## DATASET EXCERPTS
════════

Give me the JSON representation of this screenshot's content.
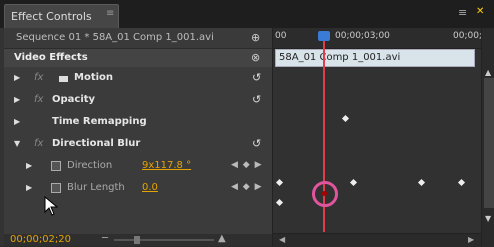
{
  "panel": {
    "tab_label": "Effect Controls",
    "tab_menu_icon": "≡",
    "panel_menu_icon": "≡"
  },
  "header": {
    "sequence_label": "Sequence 01 * 58A_01 Comp 1_001.avi",
    "sequence_icon": "link-icon"
  },
  "video_effects": {
    "label": "Video Effects",
    "items": [
      {
        "name": "Motion"
      },
      {
        "name": "Opacity"
      },
      {
        "name": "Time Remapping"
      },
      {
        "name": "Directional Blur"
      }
    ]
  },
  "params": [
    {
      "name": "Direction",
      "value": "9x117.8 °"
    },
    {
      "name": "Blur Length",
      "value": "0.0"
    }
  ],
  "timeline": {
    "t_start": "00",
    "t_mid": "00;00;03;00",
    "t_end": "00;00;",
    "clip": "58A_01 Comp 1_001.avi"
  },
  "bottom": {
    "timecode": "00;00;02;20"
  },
  "colors": {
    "accent_value": "#e6a400",
    "playhead": "#e03c4a",
    "highlight_circle": "#e0559d"
  }
}
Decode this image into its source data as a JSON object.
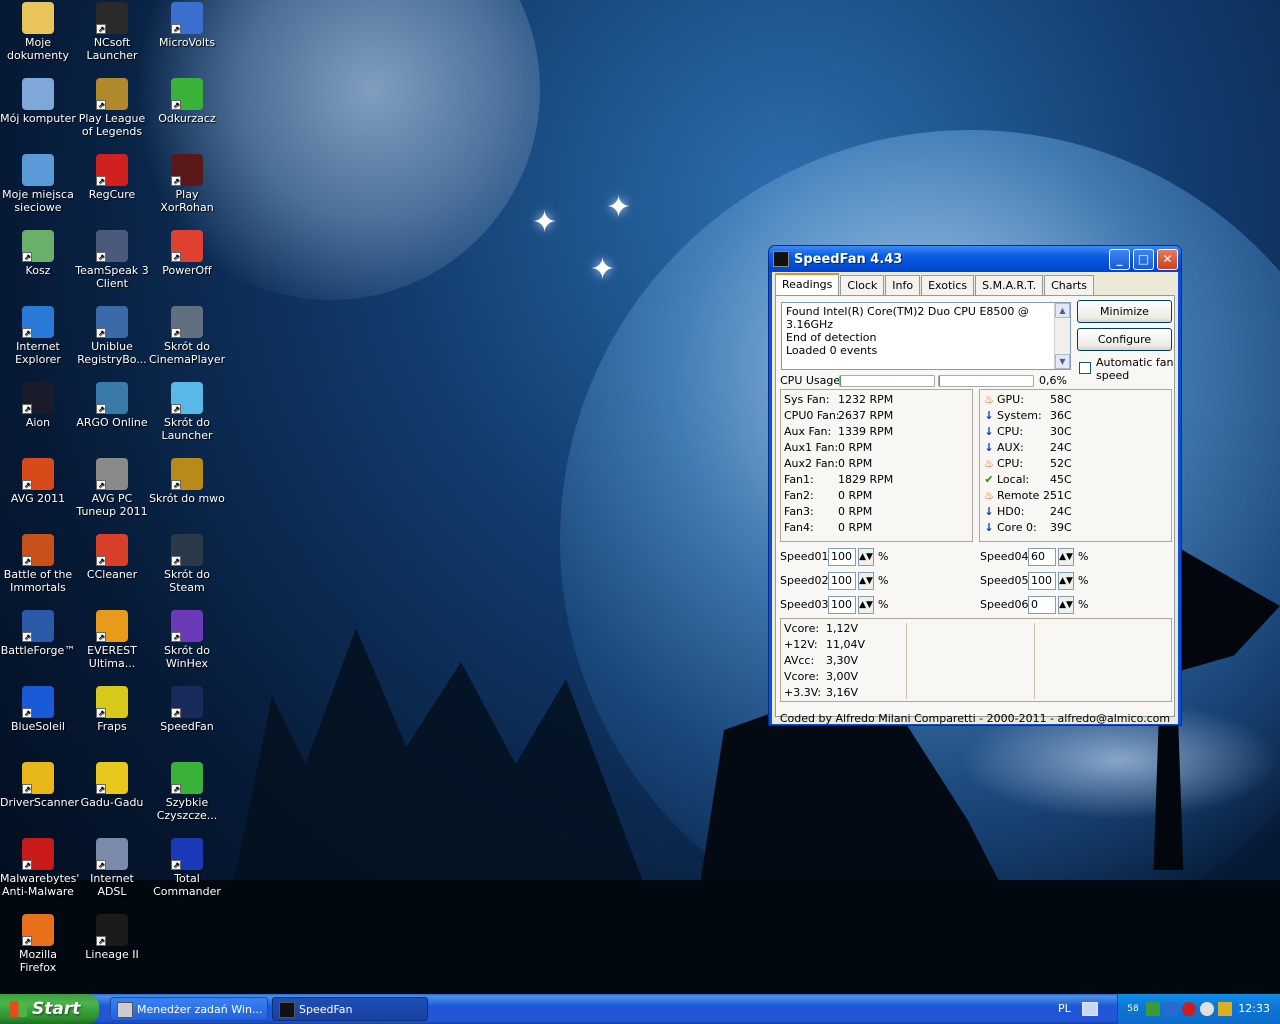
{
  "desktop_icons": [
    {
      "label": "Moje dokumenty",
      "icon": "folder-icon",
      "color": "#e8c45a"
    },
    {
      "label": "NCsoft Launcher",
      "icon": "ncsoft-icon",
      "color": "#2a2a2a"
    },
    {
      "label": "MicroVolts",
      "icon": "microvolts-icon",
      "color": "#3a6fd0"
    },
    {
      "label": "Mój komputer",
      "icon": "computer-icon",
      "color": "#7fa8d8"
    },
    {
      "label": "Play League of Legends",
      "icon": "lol-icon",
      "color": "#b08a2a"
    },
    {
      "label": "Odkurzacz",
      "icon": "cleaner-icon",
      "color": "#3ab23a"
    },
    {
      "label": "Moje miejsca sieciowe",
      "icon": "network-icon",
      "color": "#5a9ad8"
    },
    {
      "label": "RegCure",
      "icon": "regcure-icon",
      "color": "#d02020"
    },
    {
      "label": "Play XorRohan",
      "icon": "rohan-icon",
      "color": "#5a1818"
    },
    {
      "label": "Kosz",
      "icon": "recycle-bin-icon",
      "color": "#6ab06a"
    },
    {
      "label": "TeamSpeak 3 Client",
      "icon": "teamspeak-icon",
      "color": "#4a5a7a"
    },
    {
      "label": "PowerOff",
      "icon": "power-icon",
      "color": "#e04030"
    },
    {
      "label": "Internet Explorer",
      "icon": "ie-icon",
      "color": "#2a7ad8"
    },
    {
      "label": "Uniblue RegistryBo...",
      "icon": "uniblue-icon",
      "color": "#3a6aa8"
    },
    {
      "label": "Skrót do CinemaPlayer",
      "icon": "film-icon",
      "color": "#607080"
    },
    {
      "label": "Aion",
      "icon": "aion-icon",
      "color": "#1a1a2a"
    },
    {
      "label": "ARGO Online",
      "icon": "argo-icon",
      "color": "#3a7aa8"
    },
    {
      "label": "Skrót do Launcher",
      "icon": "launcher-icon",
      "color": "#5ab8e8"
    },
    {
      "label": "AVG 2011",
      "icon": "avg-icon",
      "color": "#d84a1a"
    },
    {
      "label": "AVG PC Tuneup 2011",
      "icon": "tuneup-icon",
      "color": "#8a8a8a"
    },
    {
      "label": "Skrót do mwo",
      "icon": "mwo-icon",
      "color": "#b88a1a"
    },
    {
      "label": "Battle of the Immortals",
      "icon": "boi-icon",
      "color": "#c8501a"
    },
    {
      "label": "CCleaner",
      "icon": "ccleaner-icon",
      "color": "#d8402a"
    },
    {
      "label": "Skrót do Steam",
      "icon": "steam-icon",
      "color": "#2a3a4a"
    },
    {
      "label": "BattleForge™",
      "icon": "battleforge-icon",
      "color": "#2a5aa8"
    },
    {
      "label": "EVEREST Ultima...",
      "icon": "everest-icon",
      "color": "#e89a1a"
    },
    {
      "label": "Skrót do WinHex",
      "icon": "winhex-icon",
      "color": "#6a3ab8"
    },
    {
      "label": "BlueSoleil",
      "icon": "bluetooth-icon",
      "color": "#1a5ad8"
    },
    {
      "label": "Fraps",
      "icon": "fraps-icon",
      "color": "#d8c81a"
    },
    {
      "label": "SpeedFan",
      "icon": "speedfan-icon",
      "color": "#1a2a5a"
    },
    {
      "label": "DriverScanner",
      "icon": "driverscanner-icon",
      "color": "#e8b81a"
    },
    {
      "label": "Gadu-Gadu",
      "icon": "gadugadu-icon",
      "color": "#e8c81a"
    },
    {
      "label": "Szybkie Czyszcze...",
      "icon": "quickclean-icon",
      "color": "#3ab23a"
    },
    {
      "label": "Malwarebytes' Anti-Malware",
      "icon": "malwarebytes-icon",
      "color": "#c81a1a"
    },
    {
      "label": "Internet ADSL",
      "icon": "adsl-icon",
      "color": "#7a8aa8"
    },
    {
      "label": "Total Commander",
      "icon": "totalcommander-icon",
      "color": "#1a3ab8"
    },
    {
      "label": "Mozilla Firefox",
      "icon": "firefox-icon",
      "color": "#e8701a"
    },
    {
      "label": "Lineage II",
      "icon": "lineage-icon",
      "color": "#1a1a1a"
    }
  ],
  "speedfan": {
    "title": "SpeedFan 4.43",
    "tabs": [
      "Readings",
      "Clock",
      "Info",
      "Exotics",
      "S.M.A.R.T.",
      "Charts"
    ],
    "active_tab": "Readings",
    "log_lines": [
      "Found Intel(R) Core(TM)2 Duo CPU E8500 @ 3.16GHz",
      "End of detection",
      "Loaded 0 events"
    ],
    "minimize_label": "Minimize",
    "configure_label": "Configure",
    "auto_fan_label": "Automatic fan speed",
    "auto_fan_checked": false,
    "cpu_usage_label": "CPU Usage",
    "cpu_usage_value": "0,6%",
    "fans": [
      {
        "name": "Sys Fan:",
        "value": "1232 RPM"
      },
      {
        "name": "CPU0 Fan:",
        "value": "2637 RPM"
      },
      {
        "name": "Aux Fan:",
        "value": "1339 RPM"
      },
      {
        "name": "Aux1 Fan:",
        "value": "0 RPM"
      },
      {
        "name": "Aux2 Fan:",
        "value": "0 RPM"
      },
      {
        "name": "Fan1:",
        "value": "1829 RPM"
      },
      {
        "name": "Fan2:",
        "value": "0 RPM"
      },
      {
        "name": "Fan3:",
        "value": "0 RPM"
      },
      {
        "name": "Fan4:",
        "value": "0 RPM"
      }
    ],
    "temps": [
      {
        "name": "GPU:",
        "value": "58C",
        "status": "fire"
      },
      {
        "name": "System:",
        "value": "36C",
        "status": "down"
      },
      {
        "name": "CPU:",
        "value": "30C",
        "status": "down"
      },
      {
        "name": "AUX:",
        "value": "24C",
        "status": "down"
      },
      {
        "name": "CPU:",
        "value": "52C",
        "status": "fire"
      },
      {
        "name": "Local:",
        "value": "45C",
        "status": "ok"
      },
      {
        "name": "Remote 2:",
        "value": "51C",
        "status": "fire"
      },
      {
        "name": "HD0:",
        "value": "24C",
        "status": "down"
      },
      {
        "name": "Core 0:",
        "value": "39C",
        "status": "down"
      }
    ],
    "speeds": [
      {
        "name": "Speed01:",
        "value": "100"
      },
      {
        "name": "Speed02:",
        "value": "100"
      },
      {
        "name": "Speed03:",
        "value": "100"
      },
      {
        "name": "Speed04:",
        "value": "60"
      },
      {
        "name": "Speed05:",
        "value": "100"
      },
      {
        "name": "Speed06:",
        "value": "0"
      }
    ],
    "percent_sign": "%",
    "voltages": [
      {
        "name": "Vcore:",
        "value": "1,12V"
      },
      {
        "name": "+12V:",
        "value": "11,04V"
      },
      {
        "name": "AVcc:",
        "value": "3,30V"
      },
      {
        "name": "Vcore:",
        "value": "3,00V"
      },
      {
        "name": "+3.3V:",
        "value": "3,16V"
      }
    ],
    "footer": "Coded by Alfredo Milani Comparetti - 2000-2011 - alfredo@almico.com"
  },
  "taskbar": {
    "start_label": "Start",
    "tasks": [
      {
        "label": "Menedżer zadań Win...",
        "active": false
      },
      {
        "label": "SpeedFan",
        "active": true
      }
    ],
    "language": "PL",
    "tray_temp": "58",
    "clock": "12:33"
  }
}
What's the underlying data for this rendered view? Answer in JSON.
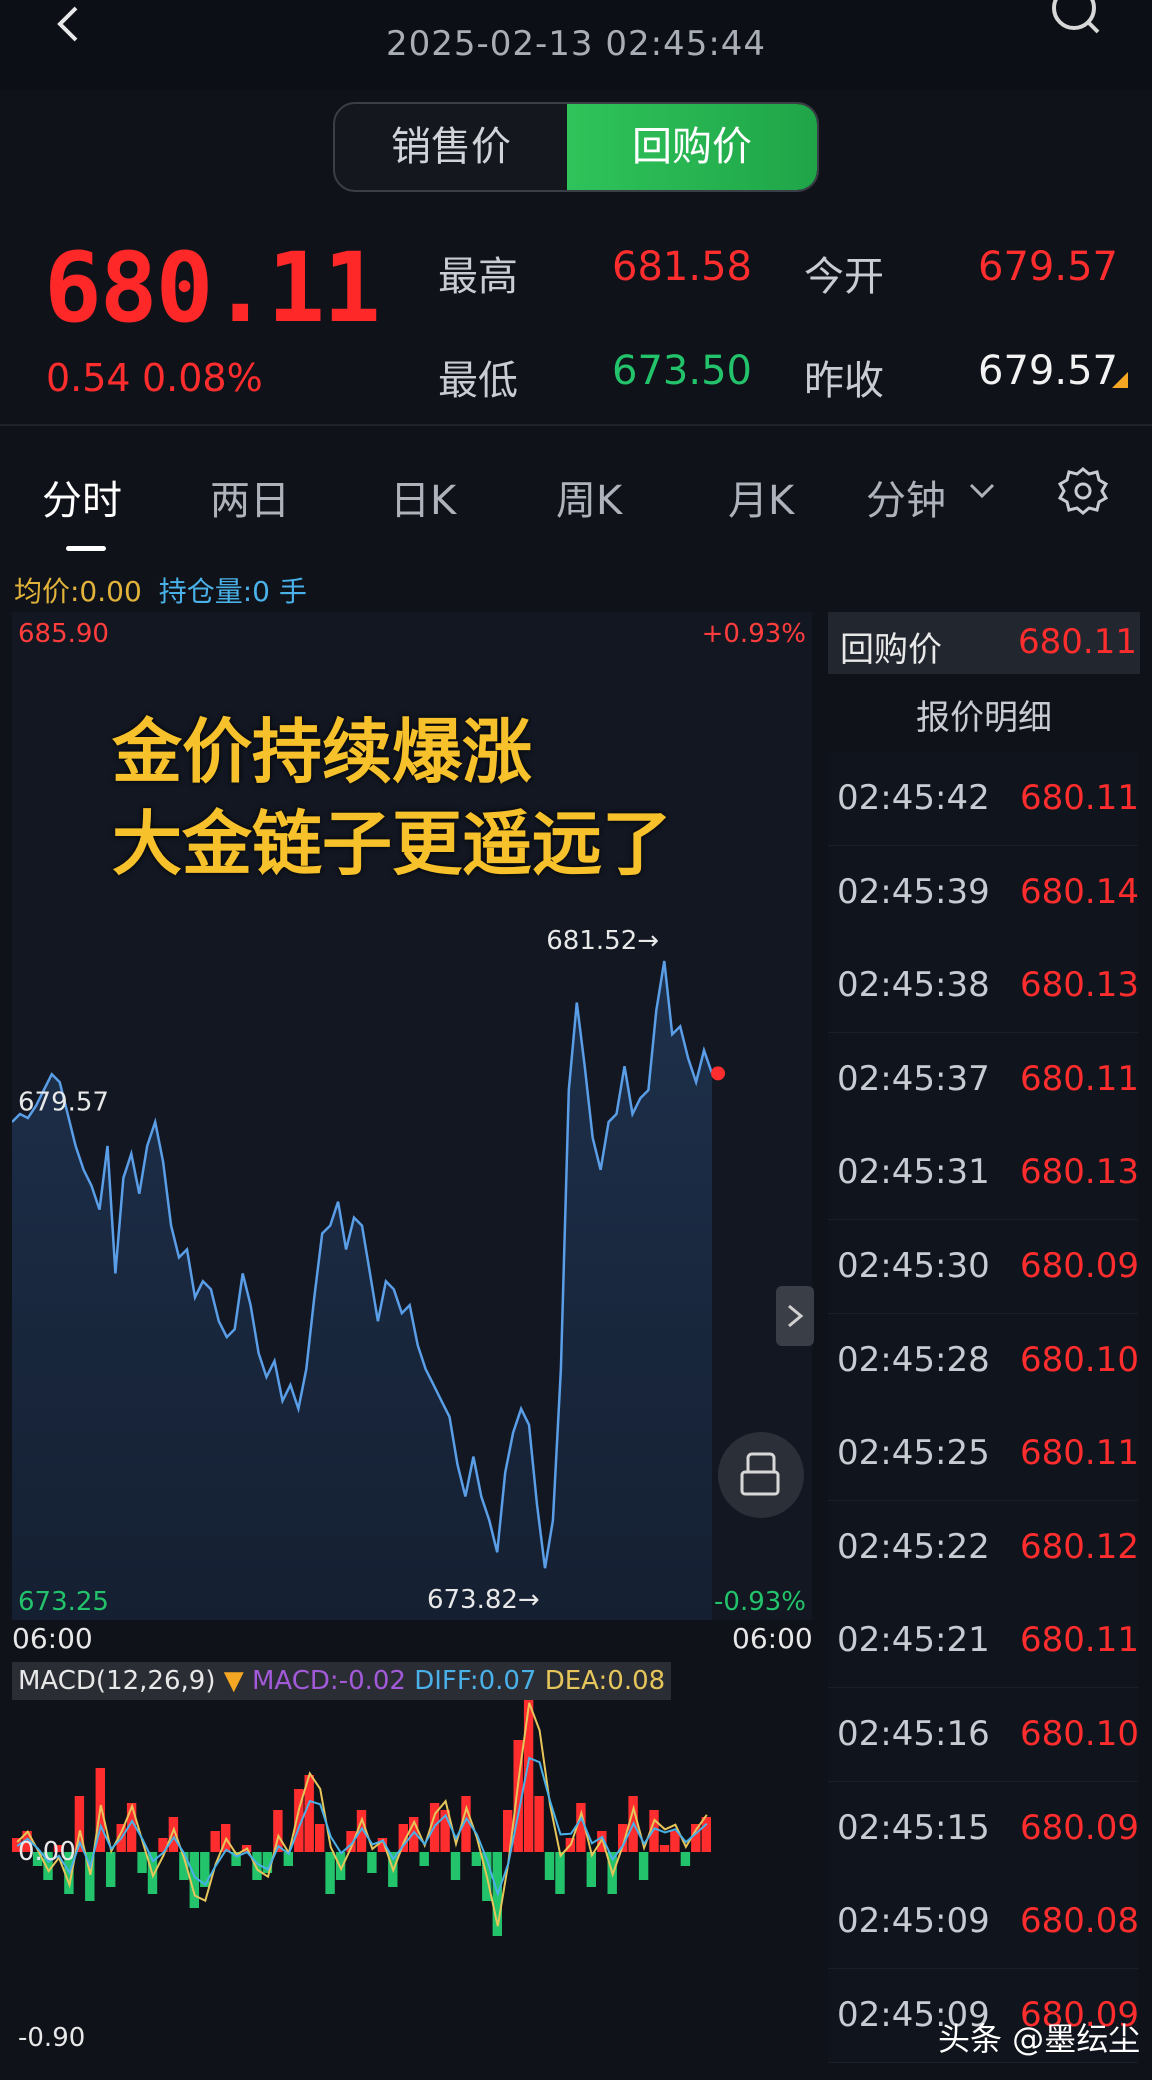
{
  "header": {
    "timestamp": "2025-02-13 02:45:44",
    "toggle_sale": "销售价",
    "toggle_buyback": "回购价"
  },
  "price": {
    "current": "680.11",
    "change": "0.54",
    "change_pct": "0.08%",
    "high_label": "最高",
    "high": "681.58",
    "open_label": "今开",
    "open": "679.57",
    "low_label": "最低",
    "low": "673.50",
    "prev_close_label": "昨收",
    "prev_close": "679.57"
  },
  "tabs": [
    "分时",
    "两日",
    "日K",
    "周K",
    "月K",
    "分钟"
  ],
  "info": {
    "avg_label": "均价:0.00",
    "position_label": "持仓量:0 手"
  },
  "caption": {
    "line1": "金价持续爆涨",
    "line2": "大金链子更遥远了"
  },
  "chart_data": {
    "type": "line",
    "y_top_label": "685.90",
    "y_bottom_label": "673.25",
    "pct_top_label": "+0.93%",
    "pct_bottom_label": "-0.93%",
    "ref_label": "679.57",
    "x_start_label": "06:00",
    "x_end_label": "06:00",
    "ylim": [
      673.25,
      685.9
    ],
    "high_marker": "681.52→",
    "low_marker": "673.82→",
    "values": [
      679.5,
      679.6,
      679.55,
      679.7,
      679.9,
      680.1,
      680.0,
      679.6,
      679.2,
      678.9,
      678.7,
      678.4,
      679.2,
      677.6,
      678.8,
      679.1,
      678.6,
      679.2,
      679.5,
      679.0,
      678.2,
      677.8,
      677.9,
      677.3,
      677.5,
      677.4,
      677.0,
      676.8,
      676.9,
      677.6,
      677.2,
      676.6,
      676.3,
      676.5,
      676.0,
      676.2,
      675.9,
      676.4,
      677.3,
      678.1,
      678.2,
      678.5,
      677.9,
      678.3,
      678.2,
      677.6,
      677.0,
      677.5,
      677.4,
      677.1,
      677.2,
      676.7,
      676.4,
      676.2,
      676.0,
      675.8,
      675.2,
      674.8,
      675.3,
      674.8,
      674.5,
      674.1,
      675.1,
      675.6,
      675.9,
      675.7,
      674.7,
      673.9,
      674.5,
      676.4,
      679.9,
      681.0,
      680.2,
      679.3,
      678.9,
      679.5,
      679.6,
      680.2,
      679.6,
      679.8,
      679.9,
      680.9,
      681.52,
      680.6,
      680.7,
      680.3,
      680.0,
      680.4,
      680.11
    ],
    "macd_title": "MACD(12,26,9)",
    "macd_label": "MACD:-0.02",
    "diff_label": "DIFF:0.07",
    "dea_label": "DEA:0.08",
    "macd_zero_label": "0.00",
    "macd_bottom_label": "-0.90",
    "macd_hist": [
      0.1,
      0.15,
      -0.1,
      -0.2,
      0.05,
      -0.3,
      0.4,
      -0.35,
      0.6,
      -0.25,
      0.2,
      0.35,
      -0.15,
      -0.3,
      0.1,
      0.25,
      -0.2,
      -0.4,
      -0.25,
      0.15,
      0.2,
      -0.1,
      0.05,
      -0.2,
      -0.15,
      0.3,
      -0.1,
      0.45,
      0.55,
      0.2,
      -0.3,
      -0.2,
      0.15,
      0.3,
      -0.15,
      0.1,
      -0.25,
      0.2,
      0.25,
      -0.1,
      0.35,
      0.3,
      -0.2,
      0.4,
      -0.1,
      -0.35,
      -0.6,
      0.3,
      0.8,
      1.1,
      0.4,
      -0.2,
      -0.3,
      0.1,
      0.35,
      -0.25,
      0.15,
      -0.3,
      0.2,
      0.4,
      -0.2,
      0.3,
      0.05,
      0.15,
      -0.1,
      0.2,
      0.25
    ]
  },
  "quote_panel": {
    "title": "回购价",
    "title_price": "680.11",
    "detail_label": "报价明细",
    "ticks": [
      {
        "time": "02:45:42",
        "price": "680.11"
      },
      {
        "time": "02:45:39",
        "price": "680.14"
      },
      {
        "time": "02:45:38",
        "price": "680.13"
      },
      {
        "time": "02:45:37",
        "price": "680.11"
      },
      {
        "time": "02:45:31",
        "price": "680.13"
      },
      {
        "time": "02:45:30",
        "price": "680.09"
      },
      {
        "time": "02:45:28",
        "price": "680.10"
      },
      {
        "time": "02:45:25",
        "price": "680.11"
      },
      {
        "time": "02:45:22",
        "price": "680.12"
      },
      {
        "time": "02:45:21",
        "price": "680.11"
      },
      {
        "time": "02:45:16",
        "price": "680.10"
      },
      {
        "time": "02:45:15",
        "price": "680.09"
      },
      {
        "time": "02:45:09",
        "price": "680.08"
      },
      {
        "time": "02:45:09",
        "price": "680.09"
      }
    ]
  },
  "watermark": "头条 @墨纭尘",
  "colors": {
    "up": "#ff2d2d",
    "down": "#22c36a",
    "line": "#4a90e2",
    "caption": "#f7c12b"
  }
}
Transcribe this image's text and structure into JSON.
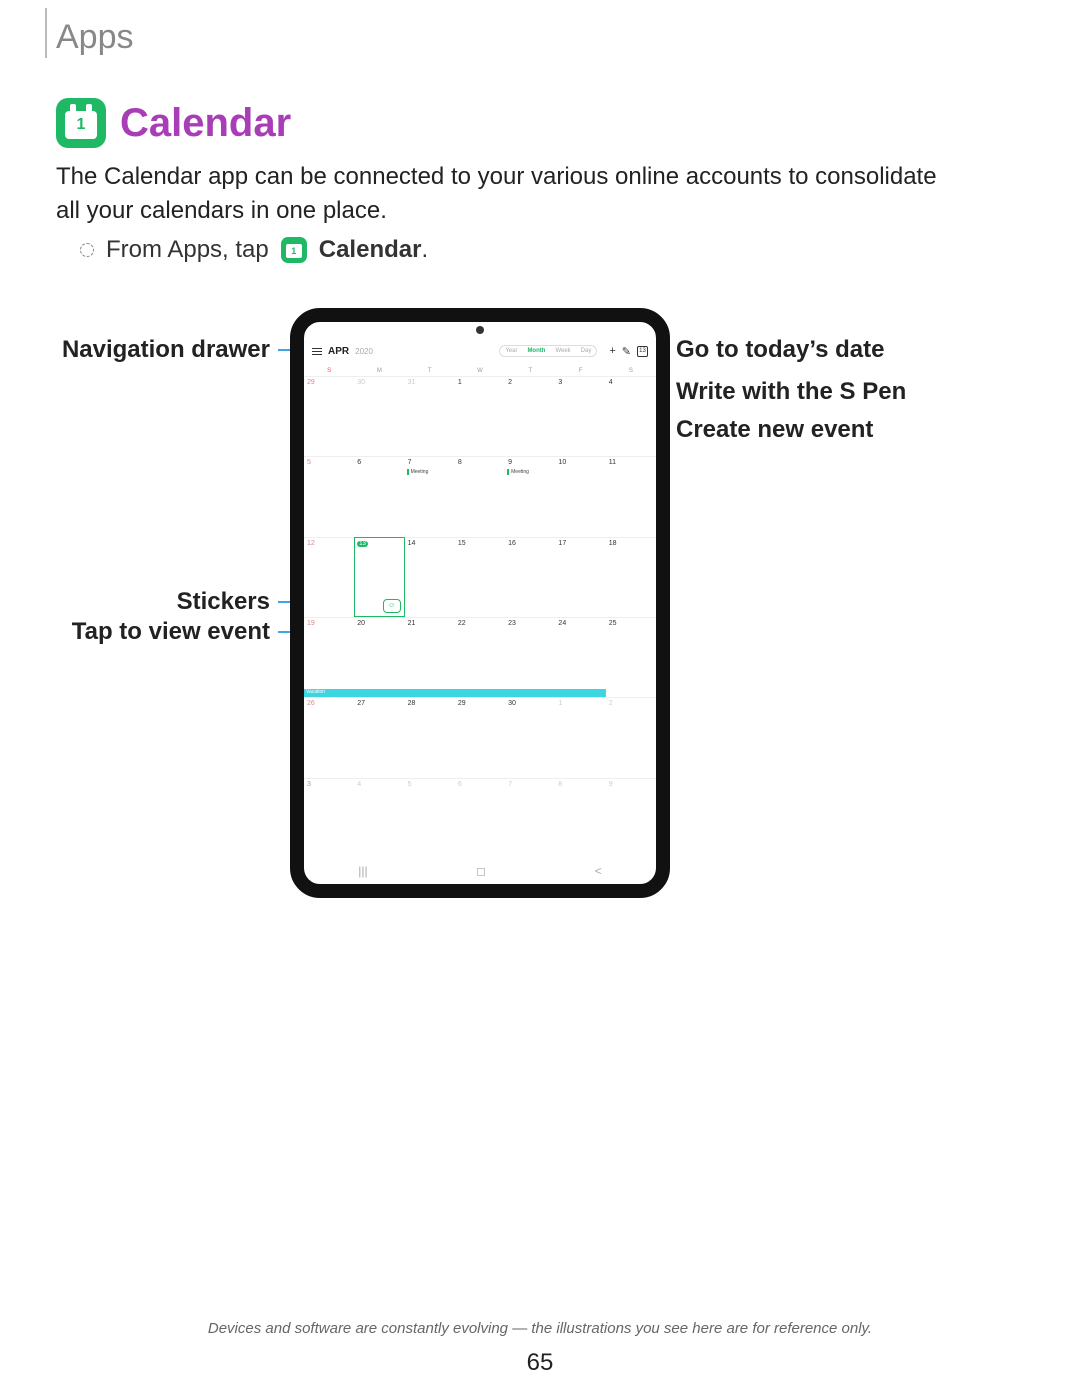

════════

## BRIEF
Pick each line holding the word "image" out of the listing.

## CORRECT OUTPUT
Decode this image into its source data as a JSON object.
Transcribe this image's text and structure into JSON.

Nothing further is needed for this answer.